╭──
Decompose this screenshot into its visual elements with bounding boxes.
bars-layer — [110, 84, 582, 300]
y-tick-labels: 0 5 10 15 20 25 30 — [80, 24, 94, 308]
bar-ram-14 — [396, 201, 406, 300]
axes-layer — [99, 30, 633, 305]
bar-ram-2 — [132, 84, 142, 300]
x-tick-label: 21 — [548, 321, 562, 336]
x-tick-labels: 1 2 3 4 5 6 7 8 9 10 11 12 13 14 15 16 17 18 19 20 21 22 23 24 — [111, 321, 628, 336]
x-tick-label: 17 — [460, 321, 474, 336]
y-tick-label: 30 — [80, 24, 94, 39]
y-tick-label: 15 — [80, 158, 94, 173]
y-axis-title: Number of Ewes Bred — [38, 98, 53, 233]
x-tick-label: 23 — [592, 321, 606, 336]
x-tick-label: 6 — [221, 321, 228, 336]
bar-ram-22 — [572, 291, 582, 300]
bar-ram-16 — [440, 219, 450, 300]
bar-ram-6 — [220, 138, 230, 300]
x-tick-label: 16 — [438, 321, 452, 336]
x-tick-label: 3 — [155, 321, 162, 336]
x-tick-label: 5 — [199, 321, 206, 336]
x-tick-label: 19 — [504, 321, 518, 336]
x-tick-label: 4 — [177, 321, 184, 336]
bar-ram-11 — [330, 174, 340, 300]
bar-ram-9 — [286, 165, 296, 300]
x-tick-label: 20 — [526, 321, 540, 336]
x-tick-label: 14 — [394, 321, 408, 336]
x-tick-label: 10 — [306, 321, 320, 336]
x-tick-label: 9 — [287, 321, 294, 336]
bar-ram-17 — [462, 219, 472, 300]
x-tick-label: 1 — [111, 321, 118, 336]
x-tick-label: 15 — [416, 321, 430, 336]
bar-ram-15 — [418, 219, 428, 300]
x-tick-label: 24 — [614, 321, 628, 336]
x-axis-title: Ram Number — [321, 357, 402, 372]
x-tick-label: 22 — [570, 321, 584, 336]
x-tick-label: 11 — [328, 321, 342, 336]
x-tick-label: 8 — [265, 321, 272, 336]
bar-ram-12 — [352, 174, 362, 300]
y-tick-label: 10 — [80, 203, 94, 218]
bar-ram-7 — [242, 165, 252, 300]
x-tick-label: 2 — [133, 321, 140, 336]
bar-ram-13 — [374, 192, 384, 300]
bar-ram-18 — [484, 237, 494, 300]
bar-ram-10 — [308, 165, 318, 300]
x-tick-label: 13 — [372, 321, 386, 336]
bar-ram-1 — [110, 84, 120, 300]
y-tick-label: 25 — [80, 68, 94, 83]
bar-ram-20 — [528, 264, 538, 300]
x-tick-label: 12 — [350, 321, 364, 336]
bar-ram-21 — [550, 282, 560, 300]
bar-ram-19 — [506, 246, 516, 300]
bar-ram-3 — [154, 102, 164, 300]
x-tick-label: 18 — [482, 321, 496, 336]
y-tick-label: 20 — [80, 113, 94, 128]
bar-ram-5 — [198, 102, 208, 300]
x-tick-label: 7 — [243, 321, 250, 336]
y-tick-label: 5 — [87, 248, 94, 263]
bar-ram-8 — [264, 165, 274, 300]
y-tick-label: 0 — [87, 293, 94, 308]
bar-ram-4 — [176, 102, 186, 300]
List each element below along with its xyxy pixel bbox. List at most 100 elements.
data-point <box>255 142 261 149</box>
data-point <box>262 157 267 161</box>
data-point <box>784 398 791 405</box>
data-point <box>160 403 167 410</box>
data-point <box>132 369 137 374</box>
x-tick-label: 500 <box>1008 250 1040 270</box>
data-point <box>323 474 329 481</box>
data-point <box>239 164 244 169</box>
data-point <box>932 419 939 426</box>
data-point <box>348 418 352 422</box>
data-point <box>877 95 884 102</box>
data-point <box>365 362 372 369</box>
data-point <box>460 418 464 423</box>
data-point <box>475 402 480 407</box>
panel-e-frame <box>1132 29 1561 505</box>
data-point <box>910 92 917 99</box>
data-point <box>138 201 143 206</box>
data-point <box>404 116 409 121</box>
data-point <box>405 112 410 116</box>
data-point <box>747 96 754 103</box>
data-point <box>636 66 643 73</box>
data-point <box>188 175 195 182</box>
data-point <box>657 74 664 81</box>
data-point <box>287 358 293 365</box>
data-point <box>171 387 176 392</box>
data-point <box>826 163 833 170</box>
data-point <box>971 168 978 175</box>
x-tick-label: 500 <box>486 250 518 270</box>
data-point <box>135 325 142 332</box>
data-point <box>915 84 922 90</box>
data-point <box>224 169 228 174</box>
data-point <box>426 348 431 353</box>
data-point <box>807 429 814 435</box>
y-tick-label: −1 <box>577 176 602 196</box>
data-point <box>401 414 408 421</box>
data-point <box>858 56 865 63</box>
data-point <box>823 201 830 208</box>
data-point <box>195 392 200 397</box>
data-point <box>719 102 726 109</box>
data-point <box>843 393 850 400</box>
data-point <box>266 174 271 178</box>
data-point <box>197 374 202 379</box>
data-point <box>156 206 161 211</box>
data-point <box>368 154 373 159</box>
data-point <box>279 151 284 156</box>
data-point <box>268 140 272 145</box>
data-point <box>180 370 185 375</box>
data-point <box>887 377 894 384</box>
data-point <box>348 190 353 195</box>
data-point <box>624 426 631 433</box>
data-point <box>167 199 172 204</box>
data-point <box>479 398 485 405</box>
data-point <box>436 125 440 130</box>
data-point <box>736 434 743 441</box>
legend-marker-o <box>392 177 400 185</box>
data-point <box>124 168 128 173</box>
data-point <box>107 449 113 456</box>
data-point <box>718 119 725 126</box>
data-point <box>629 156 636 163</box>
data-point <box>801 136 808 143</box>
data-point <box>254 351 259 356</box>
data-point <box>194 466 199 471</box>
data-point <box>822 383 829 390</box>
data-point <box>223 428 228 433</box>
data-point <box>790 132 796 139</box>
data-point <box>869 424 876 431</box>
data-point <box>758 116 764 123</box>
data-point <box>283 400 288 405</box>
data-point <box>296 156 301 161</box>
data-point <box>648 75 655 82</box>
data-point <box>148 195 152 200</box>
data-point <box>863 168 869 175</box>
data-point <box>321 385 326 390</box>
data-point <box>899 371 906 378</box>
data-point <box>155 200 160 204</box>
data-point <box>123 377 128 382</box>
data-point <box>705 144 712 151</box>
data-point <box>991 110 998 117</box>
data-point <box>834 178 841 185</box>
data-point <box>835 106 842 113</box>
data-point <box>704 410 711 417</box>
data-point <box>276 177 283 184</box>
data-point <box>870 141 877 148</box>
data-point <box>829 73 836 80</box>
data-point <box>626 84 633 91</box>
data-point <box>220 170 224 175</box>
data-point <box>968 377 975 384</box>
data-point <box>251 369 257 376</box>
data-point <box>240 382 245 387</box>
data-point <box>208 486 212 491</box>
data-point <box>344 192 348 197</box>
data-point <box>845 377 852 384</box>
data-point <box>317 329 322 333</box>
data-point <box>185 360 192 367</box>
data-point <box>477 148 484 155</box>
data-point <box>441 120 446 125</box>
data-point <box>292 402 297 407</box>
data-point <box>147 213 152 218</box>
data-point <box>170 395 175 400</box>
╰──
Task description
Reproduce the listing above line for line, without changing anything.

Output below
Decompose this screenshot into its visual elements with bounding boxes.
bars-layer — [110, 84, 582, 300]
y-tick-labels: 0 5 10 15 20 25 30 — [80, 24, 94, 308]
bar-ram-14 — [396, 201, 406, 300]
axes-layer — [99, 30, 633, 305]
bar-ram-2 — [132, 84, 142, 300]
x-tick-label: 21 — [548, 321, 562, 336]
x-tick-labels: 1 2 3 4 5 6 7 8 9 10 11 12 13 14 15 16 17 18 19 20 21 22 23 24 — [111, 321, 628, 336]
x-tick-label: 17 — [460, 321, 474, 336]
y-tick-label: 30 — [80, 24, 94, 39]
y-tick-label: 15 — [80, 158, 94, 173]
y-axis-title: Number of Ewes Bred — [38, 98, 53, 233]
x-tick-label: 23 — [592, 321, 606, 336]
x-tick-label: 6 — [221, 321, 228, 336]
bar-ram-22 — [572, 291, 582, 300]
bar-ram-16 — [440, 219, 450, 300]
bar-ram-6 — [220, 138, 230, 300]
x-tick-label: 16 — [438, 321, 452, 336]
x-tick-label: 3 — [155, 321, 162, 336]
x-tick-label: 5 — [199, 321, 206, 336]
x-tick-label: 19 — [504, 321, 518, 336]
x-tick-label: 4 — [177, 321, 184, 336]
bar-ram-11 — [330, 174, 340, 300]
bar-ram-9 — [286, 165, 296, 300]
x-tick-label: 20 — [526, 321, 540, 336]
x-tick-label: 14 — [394, 321, 408, 336]
x-tick-label: 10 — [306, 321, 320, 336]
x-tick-label: 9 — [287, 321, 294, 336]
bar-ram-17 — [462, 219, 472, 300]
x-tick-label: 1 — [111, 321, 118, 336]
x-tick-label: 15 — [416, 321, 430, 336]
bar-ram-15 — [418, 219, 428, 300]
x-tick-label: 24 — [614, 321, 628, 336]
x-axis-title: Ram Number — [321, 357, 402, 372]
x-tick-label: 22 — [570, 321, 584, 336]
x-tick-label: 11 — [328, 321, 342, 336]
x-tick-label: 8 — [265, 321, 272, 336]
bar-ram-12 — [352, 174, 362, 300]
y-tick-label: 10 — [80, 203, 94, 218]
bar-ram-7 — [242, 165, 252, 300]
x-tick-label: 2 — [133, 321, 140, 336]
bar-ram-13 — [374, 192, 384, 300]
bar-ram-18 — [484, 237, 494, 300]
bar-ram-10 — [308, 165, 318, 300]
x-tick-label: 13 — [372, 321, 386, 336]
bar-ram-1 — [110, 84, 120, 300]
y-tick-label: 25 — [80, 68, 94, 83]
bar-ram-20 — [528, 264, 538, 300]
x-tick-label: 12 — [350, 321, 364, 336]
bar-ram-21 — [550, 282, 560, 300]
bar-ram-19 — [506, 246, 516, 300]
bar-ram-3 — [154, 102, 164, 300]
x-tick-label: 18 — [482, 321, 496, 336]
y-tick-label: 20 — [80, 113, 94, 128]
bar-ram-5 — [198, 102, 208, 300]
x-tick-label: 7 — [243, 321, 250, 336]
y-tick-label: 5 — [87, 248, 94, 263]
bar-ram-8 — [264, 165, 274, 300]
y-tick-label: 0 — [87, 293, 94, 308]
bar-ram-4 — [176, 102, 186, 300]
List each element below along with its xyxy pixel bbox. List at most 100 elements.
data-point <box>255 142 261 149</box>
data-point <box>262 157 267 161</box>
data-point <box>784 398 791 405</box>
data-point <box>160 403 167 410</box>
data-point <box>132 369 137 374</box>
x-tick-label: 500 <box>1008 250 1040 270</box>
data-point <box>323 474 329 481</box>
data-point <box>239 164 244 169</box>
data-point <box>932 419 939 426</box>
data-point <box>348 418 352 422</box>
data-point <box>877 95 884 102</box>
data-point <box>365 362 372 369</box>
data-point <box>460 418 464 423</box>
data-point <box>475 402 480 407</box>
panel-e-frame <box>1132 29 1561 505</box>
data-point <box>910 92 917 99</box>
data-point <box>138 201 143 206</box>
data-point <box>404 116 409 121</box>
data-point <box>405 112 410 116</box>
data-point <box>747 96 754 103</box>
data-point <box>636 66 643 73</box>
data-point <box>188 175 195 182</box>
data-point <box>657 74 664 81</box>
data-point <box>287 358 293 365</box>
data-point <box>171 387 176 392</box>
data-point <box>826 163 833 170</box>
data-point <box>971 168 978 175</box>
x-tick-label: 500 <box>486 250 518 270</box>
data-point <box>135 325 142 332</box>
data-point <box>915 84 922 90</box>
data-point <box>224 169 228 174</box>
data-point <box>426 348 431 353</box>
data-point <box>807 429 814 435</box>
y-tick-label: −1 <box>577 176 602 196</box>
data-point <box>401 414 408 421</box>
data-point <box>858 56 865 63</box>
data-point <box>823 201 830 208</box>
data-point <box>195 392 200 397</box>
data-point <box>719 102 726 109</box>
data-point <box>843 393 850 400</box>
data-point <box>266 174 271 178</box>
data-point <box>197 374 202 379</box>
data-point <box>156 206 161 211</box>
data-point <box>368 154 373 159</box>
data-point <box>279 151 284 156</box>
data-point <box>268 140 272 145</box>
data-point <box>180 370 185 375</box>
data-point <box>887 377 894 384</box>
data-point <box>348 190 353 195</box>
data-point <box>624 426 631 433</box>
data-point <box>167 199 172 204</box>
data-point <box>479 398 485 405</box>
data-point <box>436 125 440 130</box>
data-point <box>736 434 743 441</box>
legend-marker-o <box>392 177 400 185</box>
data-point <box>124 168 128 173</box>
data-point <box>107 449 113 456</box>
data-point <box>718 119 725 126</box>
data-point <box>629 156 636 163</box>
data-point <box>801 136 808 143</box>
data-point <box>254 351 259 356</box>
data-point <box>194 466 199 471</box>
data-point <box>822 383 829 390</box>
data-point <box>223 428 228 433</box>
data-point <box>790 132 796 139</box>
data-point <box>869 424 876 431</box>
data-point <box>758 116 764 123</box>
data-point <box>283 400 288 405</box>
data-point <box>296 156 301 161</box>
data-point <box>648 75 655 82</box>
data-point <box>148 195 152 200</box>
data-point <box>863 168 869 175</box>
data-point <box>321 385 326 390</box>
data-point <box>899 371 906 378</box>
data-point <box>155 200 160 204</box>
data-point <box>123 377 128 382</box>
data-point <box>705 144 712 151</box>
data-point <box>991 110 998 117</box>
data-point <box>834 178 841 185</box>
data-point <box>835 106 842 113</box>
data-point <box>704 410 711 417</box>
data-point <box>276 177 283 184</box>
data-point <box>870 141 877 148</box>
data-point <box>829 73 836 80</box>
data-point <box>626 84 633 91</box>
data-point <box>220 170 224 175</box>
data-point <box>968 377 975 384</box>
data-point <box>251 369 257 376</box>
data-point <box>240 382 245 387</box>
data-point <box>208 486 212 491</box>
data-point <box>344 192 348 197</box>
data-point <box>845 377 852 384</box>
data-point <box>317 329 322 333</box>
data-point <box>185 360 192 367</box>
data-point <box>477 148 484 155</box>
data-point <box>441 120 446 125</box>
data-point <box>292 402 297 407</box>
data-point <box>147 213 152 218</box>
data-point <box>170 395 175 400</box>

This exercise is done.